-- start DATA ROWS --

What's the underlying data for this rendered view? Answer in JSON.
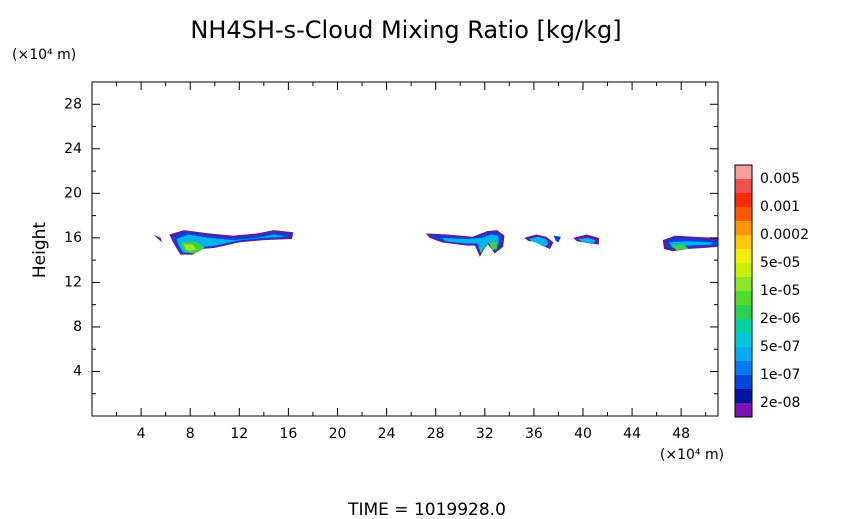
{
  "chart_data": {
    "type": "contour",
    "title": "NH4SH-s-Cloud Mixing Ratio [kg/kg]",
    "ylabel": "Height",
    "yunit": "(×10⁴ m)",
    "xunit": "(×10⁴ m)",
    "footer": "TIME = 1019928.0",
    "xlim": [
      0,
      51
    ],
    "ylim": [
      0,
      30
    ],
    "xticks": [
      4,
      8,
      12,
      16,
      20,
      24,
      28,
      32,
      36,
      40,
      44,
      48
    ],
    "yticks": [
      4,
      8,
      12,
      16,
      20,
      24,
      28
    ],
    "xminorticks": [
      2,
      6,
      10,
      14,
      18,
      22,
      26,
      30,
      34,
      38,
      42,
      46,
      50
    ],
    "yminorticks": [
      2,
      6,
      10,
      14,
      18,
      22,
      26
    ],
    "colorbar": {
      "colors": [
        "#f4a09a",
        "#f05050",
        "#ff2a00",
        "#ff5a00",
        "#ff9600",
        "#ffc800",
        "#f0f000",
        "#c8f000",
        "#8ce628",
        "#50dc28",
        "#28d250",
        "#00d2a0",
        "#00c8dc",
        "#00aaf0",
        "#0078f0",
        "#0046dc",
        "#0014a0",
        "#7814b4"
      ],
      "levels": [
        {
          "value": 0.005,
          "label": "0.005"
        },
        {
          "value": 0.001,
          "label": "0.001"
        },
        {
          "value": 0.0002,
          "label": "0.0002"
        },
        {
          "value": 5e-05,
          "label": "5e-05"
        },
        {
          "value": 1e-05,
          "label": "1e-05"
        },
        {
          "value": 2e-06,
          "label": "2e-06"
        },
        {
          "value": 5e-07,
          "label": "5e-07"
        },
        {
          "value": 1e-07,
          "label": "1e-07"
        },
        {
          "value": 2e-08,
          "label": "2e-08"
        }
      ]
    },
    "regions": [
      {
        "color": "#5a1ea0",
        "x": [
          5.0,
          5.6,
          5.7,
          5.3
        ],
        "y": [
          16.3,
          16.0,
          15.6,
          16.0
        ]
      },
      {
        "color": "#5a1ea0",
        "x": [
          6.3,
          7.5,
          9.5,
          11.5,
          13.5,
          14.8,
          16.4,
          16.3,
          14,
          12,
          10,
          9,
          8.2,
          7.2,
          6.6
        ],
        "y": [
          16.3,
          16.7,
          16.4,
          16.2,
          16.4,
          16.7,
          16.5,
          15.9,
          15.8,
          15.6,
          15.1,
          15.0,
          14.5,
          14.5,
          15.6
        ]
      },
      {
        "color": "#0046dc",
        "x": [
          6.6,
          7.6,
          9.5,
          11.5,
          13.5,
          14.8,
          16.1,
          16.0,
          14,
          12,
          10,
          9,
          8.2,
          7.3,
          6.8
        ],
        "y": [
          16.1,
          16.5,
          16.2,
          16.0,
          16.2,
          16.5,
          16.3,
          16.0,
          15.9,
          15.7,
          15.2,
          15.1,
          14.6,
          14.6,
          15.6
        ]
      },
      {
        "color": "#00b4f0",
        "x": [
          6.9,
          7.8,
          9.5,
          11.5,
          13.5,
          14.8,
          15.7,
          14,
          12,
          10,
          9,
          8.2,
          7.4,
          7.0
        ],
        "y": [
          15.9,
          16.3,
          16.0,
          15.8,
          16.0,
          16.3,
          16.1,
          16.0,
          15.8,
          15.3,
          15.2,
          14.7,
          14.7,
          15.5
        ]
      },
      {
        "color": "#40d040",
        "x": [
          7.2,
          8.4,
          9.2,
          8.4,
          7.6
        ],
        "y": [
          15.6,
          15.7,
          15.1,
          14.6,
          14.7
        ]
      },
      {
        "color": "#a0e628",
        "x": [
          7.5,
          8.2,
          8.5,
          8.0,
          7.6
        ],
        "y": [
          15.4,
          15.4,
          15.0,
          14.8,
          15.0
        ]
      },
      {
        "color": "#5a1ea0",
        "x": [
          27.2,
          29,
          31,
          32.2,
          33.0,
          33.6,
          33.5,
          32.8,
          32.2,
          31.6,
          31.2,
          30.5,
          28.5,
          27.5
        ],
        "y": [
          16.4,
          16.3,
          16.1,
          16.6,
          16.7,
          16.2,
          15.2,
          14.6,
          15.5,
          14.3,
          15.3,
          15.3,
          15.6,
          16.0
        ]
      },
      {
        "color": "#0046dc",
        "x": [
          27.6,
          29,
          31,
          32.2,
          33.0,
          33.4,
          33.3,
          32.8,
          32.3,
          31.6,
          31.3,
          30.5,
          28.6,
          27.8
        ],
        "y": [
          16.2,
          16.1,
          16.0,
          16.4,
          16.5,
          16.1,
          15.3,
          14.8,
          15.5,
          14.5,
          15.4,
          15.4,
          15.7,
          16.0
        ]
      },
      {
        "color": "#00b4f0",
        "x": [
          28.5,
          30.5,
          31.8,
          32.5,
          33.1,
          33.1,
          32.6,
          32.3,
          31.7,
          31.4,
          30.3,
          28.8
        ],
        "y": [
          16.0,
          15.9,
          16.0,
          16.3,
          16.2,
          15.4,
          15.0,
          15.6,
          14.7,
          15.5,
          15.5,
          15.7
        ]
      },
      {
        "color": "#40d040",
        "x": [
          32.3,
          33.0,
          33.0,
          32.6
        ],
        "y": [
          15.7,
          15.6,
          15.0,
          14.9
        ]
      },
      {
        "color": "#40d040",
        "x": [
          31.5,
          31.8,
          31.7
        ],
        "y": [
          15.2,
          15.2,
          14.6
        ]
      },
      {
        "color": "#5a1ea0",
        "x": [
          35.2,
          36.2,
          37.0,
          37.6,
          37.3,
          36.7,
          36.3,
          35.6
        ],
        "y": [
          16.0,
          16.3,
          16.1,
          15.6,
          15.0,
          15.3,
          15.7,
          15.7
        ]
      },
      {
        "color": "#00b4f0",
        "x": [
          35.6,
          36.3,
          37.0,
          37.2,
          36.8,
          36.3,
          35.8
        ],
        "y": [
          15.9,
          16.1,
          15.9,
          15.4,
          15.2,
          15.5,
          15.7
        ]
      },
      {
        "color": "#0046dc",
        "x": [
          37.6,
          38.2,
          38.0,
          37.8
        ],
        "y": [
          16.2,
          16.1,
          15.6,
          15.7
        ]
      },
      {
        "color": "#5a1ea0",
        "x": [
          39.2,
          40.3,
          41.3,
          41.3,
          40.5,
          39.5
        ],
        "y": [
          16.0,
          16.3,
          16.0,
          15.4,
          15.5,
          15.7
        ]
      },
      {
        "color": "#00b4f0",
        "x": [
          39.6,
          40.4,
          41.0,
          40.9,
          40.0
        ],
        "y": [
          15.9,
          16.0,
          15.8,
          15.5,
          15.6
        ]
      },
      {
        "color": "#5a1ea0",
        "x": [
          46.5,
          47.5,
          49,
          51,
          51,
          50,
          48.5,
          47.3,
          46.6
        ],
        "y": [
          15.8,
          16.2,
          16.1,
          16.0,
          15.2,
          15.1,
          15.0,
          14.8,
          15.0
        ]
      },
      {
        "color": "#0046dc",
        "x": [
          46.8,
          47.6,
          49,
          51,
          51,
          49,
          47.4,
          46.9
        ],
        "y": [
          15.7,
          16.0,
          15.9,
          15.8,
          15.3,
          15.2,
          15.0,
          15.1
        ]
      },
      {
        "color": "#00b4f0",
        "x": [
          47.0,
          48.5,
          50.5,
          50.5,
          48.5,
          47.3
        ],
        "y": [
          15.6,
          15.7,
          15.6,
          15.4,
          15.3,
          15.1
        ]
      },
      {
        "color": "#40d040",
        "x": [
          47.2,
          48.2,
          48.6,
          47.6
        ],
        "y": [
          15.3,
          15.4,
          15.0,
          14.9
        ]
      }
    ]
  }
}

-- end DATA ROWS --

* [GOAL]: Pictures excluded, quote all the data above exactly.

* [TASK RESPONSE]:
What's the underlying data for this rendered view? Answer in JSON.
{
  "chart_data": {
    "type": "contour",
    "title": "NH4SH-s-Cloud Mixing Ratio [kg/kg]",
    "ylabel": "Height",
    "yunit": "(×10⁴ m)",
    "xunit": "(×10⁴ m)",
    "footer": "TIME = 1019928.0",
    "xlim": [
      0,
      51
    ],
    "ylim": [
      0,
      30
    ],
    "xticks": [
      4,
      8,
      12,
      16,
      20,
      24,
      28,
      32,
      36,
      40,
      44,
      48
    ],
    "yticks": [
      4,
      8,
      12,
      16,
      20,
      24,
      28
    ],
    "xminorticks": [
      2,
      6,
      10,
      14,
      18,
      22,
      26,
      30,
      34,
      38,
      42,
      46,
      50
    ],
    "yminorticks": [
      2,
      6,
      10,
      14,
      18,
      22,
      26
    ],
    "colorbar": {
      "colors": [
        "#f4a09a",
        "#f05050",
        "#ff2a00",
        "#ff5a00",
        "#ff9600",
        "#ffc800",
        "#f0f000",
        "#c8f000",
        "#8ce628",
        "#50dc28",
        "#28d250",
        "#00d2a0",
        "#00c8dc",
        "#00aaf0",
        "#0078f0",
        "#0046dc",
        "#0014a0",
        "#7814b4"
      ],
      "levels": [
        {
          "value": 0.005,
          "label": "0.005"
        },
        {
          "value": 0.001,
          "label": "0.001"
        },
        {
          "value": 0.0002,
          "label": "0.0002"
        },
        {
          "value": 5e-05,
          "label": "5e-05"
        },
        {
          "value": 1e-05,
          "label": "1e-05"
        },
        {
          "value": 2e-06,
          "label": "2e-06"
        },
        {
          "value": 5e-07,
          "label": "5e-07"
        },
        {
          "value": 1e-07,
          "label": "1e-07"
        },
        {
          "value": 2e-08,
          "label": "2e-08"
        }
      ]
    },
    "regions": [
      {
        "color": "#5a1ea0",
        "x": [
          5.0,
          5.6,
          5.7,
          5.3
        ],
        "y": [
          16.3,
          16.0,
          15.6,
          16.0
        ]
      },
      {
        "color": "#5a1ea0",
        "x": [
          6.3,
          7.5,
          9.5,
          11.5,
          13.5,
          14.8,
          16.4,
          16.3,
          14,
          12,
          10,
          9,
          8.2,
          7.2,
          6.6
        ],
        "y": [
          16.3,
          16.7,
          16.4,
          16.2,
          16.4,
          16.7,
          16.5,
          15.9,
          15.8,
          15.6,
          15.1,
          15.0,
          14.5,
          14.5,
          15.6
        ]
      },
      {
        "color": "#0046dc",
        "x": [
          6.6,
          7.6,
          9.5,
          11.5,
          13.5,
          14.8,
          16.1,
          16.0,
          14,
          12,
          10,
          9,
          8.2,
          7.3,
          6.8
        ],
        "y": [
          16.1,
          16.5,
          16.2,
          16.0,
          16.2,
          16.5,
          16.3,
          16.0,
          15.9,
          15.7,
          15.2,
          15.1,
          14.6,
          14.6,
          15.6
        ]
      },
      {
        "color": "#00b4f0",
        "x": [
          6.9,
          7.8,
          9.5,
          11.5,
          13.5,
          14.8,
          15.7,
          14,
          12,
          10,
          9,
          8.2,
          7.4,
          7.0
        ],
        "y": [
          15.9,
          16.3,
          16.0,
          15.8,
          16.0,
          16.3,
          16.1,
          16.0,
          15.8,
          15.3,
          15.2,
          14.7,
          14.7,
          15.5
        ]
      },
      {
        "color": "#40d040",
        "x": [
          7.2,
          8.4,
          9.2,
          8.4,
          7.6
        ],
        "y": [
          15.6,
          15.7,
          15.1,
          14.6,
          14.7
        ]
      },
      {
        "color": "#a0e628",
        "x": [
          7.5,
          8.2,
          8.5,
          8.0,
          7.6
        ],
        "y": [
          15.4,
          15.4,
          15.0,
          14.8,
          15.0
        ]
      },
      {
        "color": "#5a1ea0",
        "x": [
          27.2,
          29,
          31,
          32.2,
          33.0,
          33.6,
          33.5,
          32.8,
          32.2,
          31.6,
          31.2,
          30.5,
          28.5,
          27.5
        ],
        "y": [
          16.4,
          16.3,
          16.1,
          16.6,
          16.7,
          16.2,
          15.2,
          14.6,
          15.5,
          14.3,
          15.3,
          15.3,
          15.6,
          16.0
        ]
      },
      {
        "color": "#0046dc",
        "x": [
          27.6,
          29,
          31,
          32.2,
          33.0,
          33.4,
          33.3,
          32.8,
          32.3,
          31.6,
          31.3,
          30.5,
          28.6,
          27.8
        ],
        "y": [
          16.2,
          16.1,
          16.0,
          16.4,
          16.5,
          16.1,
          15.3,
          14.8,
          15.5,
          14.5,
          15.4,
          15.4,
          15.7,
          16.0
        ]
      },
      {
        "color": "#00b4f0",
        "x": [
          28.5,
          30.5,
          31.8,
          32.5,
          33.1,
          33.1,
          32.6,
          32.3,
          31.7,
          31.4,
          30.3,
          28.8
        ],
        "y": [
          16.0,
          15.9,
          16.0,
          16.3,
          16.2,
          15.4,
          15.0,
          15.6,
          14.7,
          15.5,
          15.5,
          15.7
        ]
      },
      {
        "color": "#40d040",
        "x": [
          32.3,
          33.0,
          33.0,
          32.6
        ],
        "y": [
          15.7,
          15.6,
          15.0,
          14.9
        ]
      },
      {
        "color": "#40d040",
        "x": [
          31.5,
          31.8,
          31.7
        ],
        "y": [
          15.2,
          15.2,
          14.6
        ]
      },
      {
        "color": "#5a1ea0",
        "x": [
          35.2,
          36.2,
          37.0,
          37.6,
          37.3,
          36.7,
          36.3,
          35.6
        ],
        "y": [
          16.0,
          16.3,
          16.1,
          15.6,
          15.0,
          15.3,
          15.7,
          15.7
        ]
      },
      {
        "color": "#00b4f0",
        "x": [
          35.6,
          36.3,
          37.0,
          37.2,
          36.8,
          36.3,
          35.8
        ],
        "y": [
          15.9,
          16.1,
          15.9,
          15.4,
          15.2,
          15.5,
          15.7
        ]
      },
      {
        "color": "#0046dc",
        "x": [
          37.6,
          38.2,
          38.0,
          37.8
        ],
        "y": [
          16.2,
          16.1,
          15.6,
          15.7
        ]
      },
      {
        "color": "#5a1ea0",
        "x": [
          39.2,
          40.3,
          41.3,
          41.3,
          40.5,
          39.5
        ],
        "y": [
          16.0,
          16.3,
          16.0,
          15.4,
          15.5,
          15.7
        ]
      },
      {
        "color": "#00b4f0",
        "x": [
          39.6,
          40.4,
          41.0,
          40.9,
          40.0
        ],
        "y": [
          15.9,
          16.0,
          15.8,
          15.5,
          15.6
        ]
      },
      {
        "color": "#5a1ea0",
        "x": [
          46.5,
          47.5,
          49,
          51,
          51,
          50,
          48.5,
          47.3,
          46.6
        ],
        "y": [
          15.8,
          16.2,
          16.1,
          16.0,
          15.2,
          15.1,
          15.0,
          14.8,
          15.0
        ]
      },
      {
        "color": "#0046dc",
        "x": [
          46.8,
          47.6,
          49,
          51,
          51,
          49,
          47.4,
          46.9
        ],
        "y": [
          15.7,
          16.0,
          15.9,
          15.8,
          15.3,
          15.2,
          15.0,
          15.1
        ]
      },
      {
        "color": "#00b4f0",
        "x": [
          47.0,
          48.5,
          50.5,
          50.5,
          48.5,
          47.3
        ],
        "y": [
          15.6,
          15.7,
          15.6,
          15.4,
          15.3,
          15.1
        ]
      },
      {
        "color": "#40d040",
        "x": [
          47.2,
          48.2,
          48.6,
          47.6
        ],
        "y": [
          15.3,
          15.4,
          15.0,
          14.9
        ]
      }
    ]
  }
}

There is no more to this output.